[Records from a collection of figures]
◆ ◆ ◆ ◆ ◆
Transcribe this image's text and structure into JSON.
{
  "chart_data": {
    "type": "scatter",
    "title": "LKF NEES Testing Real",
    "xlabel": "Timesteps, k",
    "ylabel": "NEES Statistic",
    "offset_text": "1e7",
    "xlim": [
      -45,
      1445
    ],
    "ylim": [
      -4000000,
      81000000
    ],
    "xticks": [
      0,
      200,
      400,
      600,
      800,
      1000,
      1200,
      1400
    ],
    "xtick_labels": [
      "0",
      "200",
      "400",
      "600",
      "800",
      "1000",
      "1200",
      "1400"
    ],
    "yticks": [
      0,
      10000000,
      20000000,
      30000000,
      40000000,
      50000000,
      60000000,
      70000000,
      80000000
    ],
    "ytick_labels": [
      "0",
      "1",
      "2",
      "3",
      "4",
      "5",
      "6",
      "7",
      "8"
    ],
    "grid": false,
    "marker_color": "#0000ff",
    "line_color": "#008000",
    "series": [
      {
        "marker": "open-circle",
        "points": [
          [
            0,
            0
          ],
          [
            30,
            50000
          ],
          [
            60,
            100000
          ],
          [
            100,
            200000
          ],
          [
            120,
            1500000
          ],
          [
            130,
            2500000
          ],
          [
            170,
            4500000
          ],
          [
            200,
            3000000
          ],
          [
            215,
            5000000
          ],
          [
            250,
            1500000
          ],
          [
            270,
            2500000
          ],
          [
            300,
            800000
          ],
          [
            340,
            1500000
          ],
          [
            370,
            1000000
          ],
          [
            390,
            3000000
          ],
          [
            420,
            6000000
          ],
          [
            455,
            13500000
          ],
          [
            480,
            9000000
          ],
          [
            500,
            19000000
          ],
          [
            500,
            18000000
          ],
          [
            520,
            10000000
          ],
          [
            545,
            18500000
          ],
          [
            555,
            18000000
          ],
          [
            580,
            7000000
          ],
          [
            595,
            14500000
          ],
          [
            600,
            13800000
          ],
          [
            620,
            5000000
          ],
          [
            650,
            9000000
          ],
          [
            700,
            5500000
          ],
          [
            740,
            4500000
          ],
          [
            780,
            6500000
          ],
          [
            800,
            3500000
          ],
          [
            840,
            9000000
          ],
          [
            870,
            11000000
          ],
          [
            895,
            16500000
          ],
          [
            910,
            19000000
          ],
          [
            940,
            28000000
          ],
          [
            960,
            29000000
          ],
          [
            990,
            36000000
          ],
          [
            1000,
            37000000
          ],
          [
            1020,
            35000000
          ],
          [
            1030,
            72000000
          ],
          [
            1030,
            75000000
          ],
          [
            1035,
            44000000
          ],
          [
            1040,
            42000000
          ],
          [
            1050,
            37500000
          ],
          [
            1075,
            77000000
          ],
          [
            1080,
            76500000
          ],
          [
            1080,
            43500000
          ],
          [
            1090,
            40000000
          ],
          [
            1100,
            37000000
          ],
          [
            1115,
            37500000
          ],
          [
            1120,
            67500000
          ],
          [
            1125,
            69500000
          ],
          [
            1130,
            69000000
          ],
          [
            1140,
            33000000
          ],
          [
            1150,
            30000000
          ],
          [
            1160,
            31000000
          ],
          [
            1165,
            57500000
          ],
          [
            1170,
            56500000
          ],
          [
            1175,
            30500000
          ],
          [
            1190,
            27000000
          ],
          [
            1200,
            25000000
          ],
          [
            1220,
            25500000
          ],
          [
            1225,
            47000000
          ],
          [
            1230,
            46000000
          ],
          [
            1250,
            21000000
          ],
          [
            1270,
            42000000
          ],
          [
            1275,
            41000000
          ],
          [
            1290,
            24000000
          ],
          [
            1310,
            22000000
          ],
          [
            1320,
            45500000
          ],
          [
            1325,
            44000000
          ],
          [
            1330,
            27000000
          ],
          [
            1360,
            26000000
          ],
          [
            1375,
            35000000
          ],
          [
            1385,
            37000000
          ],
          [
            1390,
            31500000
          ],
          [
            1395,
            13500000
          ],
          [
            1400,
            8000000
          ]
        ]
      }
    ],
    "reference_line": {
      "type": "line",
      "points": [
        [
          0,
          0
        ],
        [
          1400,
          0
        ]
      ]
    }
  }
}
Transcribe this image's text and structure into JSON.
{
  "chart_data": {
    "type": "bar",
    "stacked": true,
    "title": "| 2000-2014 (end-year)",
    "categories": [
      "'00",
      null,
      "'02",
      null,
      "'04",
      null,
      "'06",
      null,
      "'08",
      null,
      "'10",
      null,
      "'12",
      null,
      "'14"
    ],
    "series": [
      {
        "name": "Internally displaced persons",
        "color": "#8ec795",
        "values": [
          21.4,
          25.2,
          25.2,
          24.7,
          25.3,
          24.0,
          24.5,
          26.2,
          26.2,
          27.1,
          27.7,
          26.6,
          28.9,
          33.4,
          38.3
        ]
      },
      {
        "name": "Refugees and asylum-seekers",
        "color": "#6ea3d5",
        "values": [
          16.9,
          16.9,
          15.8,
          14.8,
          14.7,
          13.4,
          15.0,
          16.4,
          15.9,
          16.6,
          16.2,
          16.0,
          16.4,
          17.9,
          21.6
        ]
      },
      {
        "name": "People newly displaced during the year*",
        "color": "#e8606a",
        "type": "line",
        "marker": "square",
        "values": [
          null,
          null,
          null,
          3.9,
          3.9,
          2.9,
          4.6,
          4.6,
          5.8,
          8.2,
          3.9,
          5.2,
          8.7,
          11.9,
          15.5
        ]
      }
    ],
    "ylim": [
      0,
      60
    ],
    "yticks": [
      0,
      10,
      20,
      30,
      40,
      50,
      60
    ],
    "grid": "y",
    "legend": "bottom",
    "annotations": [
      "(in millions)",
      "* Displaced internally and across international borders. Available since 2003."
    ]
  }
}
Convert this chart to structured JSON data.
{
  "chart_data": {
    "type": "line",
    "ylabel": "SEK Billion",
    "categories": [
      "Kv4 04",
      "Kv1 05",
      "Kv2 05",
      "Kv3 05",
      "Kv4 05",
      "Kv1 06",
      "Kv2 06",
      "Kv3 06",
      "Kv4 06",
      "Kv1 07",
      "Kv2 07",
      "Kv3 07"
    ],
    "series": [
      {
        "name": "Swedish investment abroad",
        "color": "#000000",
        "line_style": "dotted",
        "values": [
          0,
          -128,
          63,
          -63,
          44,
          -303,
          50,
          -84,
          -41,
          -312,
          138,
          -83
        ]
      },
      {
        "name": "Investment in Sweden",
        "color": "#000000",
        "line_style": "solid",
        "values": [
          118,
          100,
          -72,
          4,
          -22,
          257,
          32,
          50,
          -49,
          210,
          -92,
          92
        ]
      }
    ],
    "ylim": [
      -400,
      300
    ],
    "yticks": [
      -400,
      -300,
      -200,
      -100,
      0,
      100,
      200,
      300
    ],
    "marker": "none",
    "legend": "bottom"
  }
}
◆ ◆ ◆ ◆ ◆
• _What is expected_: Each entry must be reproduced verbatim.

• _Result of this exercise_:
Transcribe this image's text and structure into JSON.
{
  "chart_data": {
    "type": "scatter",
    "title": "LKF NEES Testing Real",
    "xlabel": "Timesteps, k",
    "ylabel": "NEES Statistic",
    "offset_text": "1e7",
    "xlim": [
      -45,
      1445
    ],
    "ylim": [
      -4000000,
      81000000
    ],
    "xticks": [
      0,
      200,
      400,
      600,
      800,
      1000,
      1200,
      1400
    ],
    "xtick_labels": [
      "0",
      "200",
      "400",
      "600",
      "800",
      "1000",
      "1200",
      "1400"
    ],
    "yticks": [
      0,
      10000000,
      20000000,
      30000000,
      40000000,
      50000000,
      60000000,
      70000000,
      80000000
    ],
    "ytick_labels": [
      "0",
      "1",
      "2",
      "3",
      "4",
      "5",
      "6",
      "7",
      "8"
    ],
    "grid": false,
    "marker_color": "#0000ff",
    "line_color": "#008000",
    "series": [
      {
        "marker": "open-circle",
        "points": [
          [
            0,
            0
          ],
          [
            30,
            50000
          ],
          [
            60,
            100000
          ],
          [
            100,
            200000
          ],
          [
            120,
            1500000
          ],
          [
            130,
            2500000
          ],
          [
            170,
            4500000
          ],
          [
            200,
            3000000
          ],
          [
            215,
            5000000
          ],
          [
            250,
            1500000
          ],
          [
            270,
            2500000
          ],
          [
            300,
            800000
          ],
          [
            340,
            1500000
          ],
          [
            370,
            1000000
          ],
          [
            390,
            3000000
          ],
          [
            420,
            6000000
          ],
          [
            455,
            13500000
          ],
          [
            480,
            9000000
          ],
          [
            500,
            19000000
          ],
          [
            500,
            18000000
          ],
          [
            520,
            10000000
          ],
          [
            545,
            18500000
          ],
          [
            555,
            18000000
          ],
          [
            580,
            7000000
          ],
          [
            595,
            14500000
          ],
          [
            600,
            13800000
          ],
          [
            620,
            5000000
          ],
          [
            650,
            9000000
          ],
          [
            700,
            5500000
          ],
          [
            740,
            4500000
          ],
          [
            780,
            6500000
          ],
          [
            800,
            3500000
          ],
          [
            840,
            9000000
          ],
          [
            870,
            11000000
          ],
          [
            895,
            16500000
          ],
          [
            910,
            19000000
          ],
          [
            940,
            28000000
          ],
          [
            960,
            29000000
          ],
          [
            990,
            36000000
          ],
          [
            1000,
            37000000
          ],
          [
            1020,
            35000000
          ],
          [
            1030,
            72000000
          ],
          [
            1030,
            75000000
          ],
          [
            1035,
            44000000
          ],
          [
            1040,
            42000000
          ],
          [
            1050,
            37500000
          ],
          [
            1075,
            77000000
          ],
          [
            1080,
            76500000
          ],
          [
            1080,
            43500000
          ],
          [
            1090,
            40000000
          ],
          [
            1100,
            37000000
          ],
          [
            1115,
            37500000
          ],
          [
            1120,
            67500000
          ],
          [
            1125,
            69500000
          ],
          [
            1130,
            69000000
          ],
          [
            1140,
            33000000
          ],
          [
            1150,
            30000000
          ],
          [
            1160,
            31000000
          ],
          [
            1165,
            57500000
          ],
          [
            1170,
            56500000
          ],
          [
            1175,
            30500000
          ],
          [
            1190,
            27000000
          ],
          [
            1200,
            25000000
          ],
          [
            1220,
            25500000
          ],
          [
            1225,
            47000000
          ],
          [
            1230,
            46000000
          ],
          [
            1250,
            21000000
          ],
          [
            1270,
            42000000
          ],
          [
            1275,
            41000000
          ],
          [
            1290,
            24000000
          ],
          [
            1310,
            22000000
          ],
          [
            1320,
            45500000
          ],
          [
            1325,
            44000000
          ],
          [
            1330,
            27000000
          ],
          [
            1360,
            26000000
          ],
          [
            1375,
            35000000
          ],
          [
            1385,
            37000000
          ],
          [
            1390,
            31500000
          ],
          [
            1395,
            13500000
          ],
          [
            1400,
            8000000
          ]
        ]
      }
    ],
    "reference_line": {
      "type": "line",
      "points": [
        [
          0,
          0
        ],
        [
          1400,
          0
        ]
      ]
    }
  }
}
Transcribe this image's text and structure into JSON.
{
  "chart_data": {
    "type": "bar",
    "stacked": true,
    "title": "| 2000-2014 (end-year)",
    "categories": [
      "'00",
      null,
      "'02",
      null,
      "'04",
      null,
      "'06",
      null,
      "'08",
      null,
      "'10",
      null,
      "'12",
      null,
      "'14"
    ],
    "series": [
      {
        "name": "Internally displaced persons",
        "color": "#8ec795",
        "values": [
          21.4,
          25.2,
          25.2,
          24.7,
          25.3,
          24.0,
          24.5,
          26.2,
          26.2,
          27.1,
          27.7,
          26.6,
          28.9,
          33.4,
          38.3
        ]
      },
      {
        "name": "Refugees and asylum-seekers",
        "color": "#6ea3d5",
        "values": [
          16.9,
          16.9,
          15.8,
          14.8,
          14.7,
          13.4,
          15.0,
          16.4,
          15.9,
          16.6,
          16.2,
          16.0,
          16.4,
          17.9,
          21.6
        ]
      },
      {
        "name": "People newly displaced during the year*",
        "color": "#e8606a",
        "type": "line",
        "marker": "square",
        "values": [
          null,
          null,
          null,
          3.9,
          3.9,
          2.9,
          4.6,
          4.6,
          5.8,
          8.2,
          3.9,
          5.2,
          8.7,
          11.9,
          15.5
        ]
      }
    ],
    "ylim": [
      0,
      60
    ],
    "yticks": [
      0,
      10,
      20,
      30,
      40,
      50,
      60
    ],
    "grid": "y",
    "legend": "bottom",
    "annotations": [
      "(in millions)",
      "* Displaced internally and across international borders. Available since 2003."
    ]
  }
}
Convert this chart to structured JSON data.
{
  "chart_data": {
    "type": "line",
    "ylabel": "SEK Billion",
    "categories": [
      "Kv4 04",
      "Kv1 05",
      "Kv2 05",
      "Kv3 05",
      "Kv4 05",
      "Kv1 06",
      "Kv2 06",
      "Kv3 06",
      "Kv4 06",
      "Kv1 07",
      "Kv2 07",
      "Kv3 07"
    ],
    "series": [
      {
        "name": "Swedish investment abroad",
        "color": "#000000",
        "line_style": "dotted",
        "values": [
          0,
          -128,
          63,
          -63,
          44,
          -303,
          50,
          -84,
          -41,
          -312,
          138,
          -83
        ]
      },
      {
        "name": "Investment in Sweden",
        "color": "#000000",
        "line_style": "solid",
        "values": [
          118,
          100,
          -72,
          4,
          -22,
          257,
          32,
          50,
          -49,
          210,
          -92,
          92
        ]
      }
    ],
    "ylim": [
      -400,
      300
    ],
    "yticks": [
      -400,
      -300,
      -200,
      -100,
      0,
      100,
      200,
      300
    ],
    "marker": "none",
    "legend": "bottom"
  }
}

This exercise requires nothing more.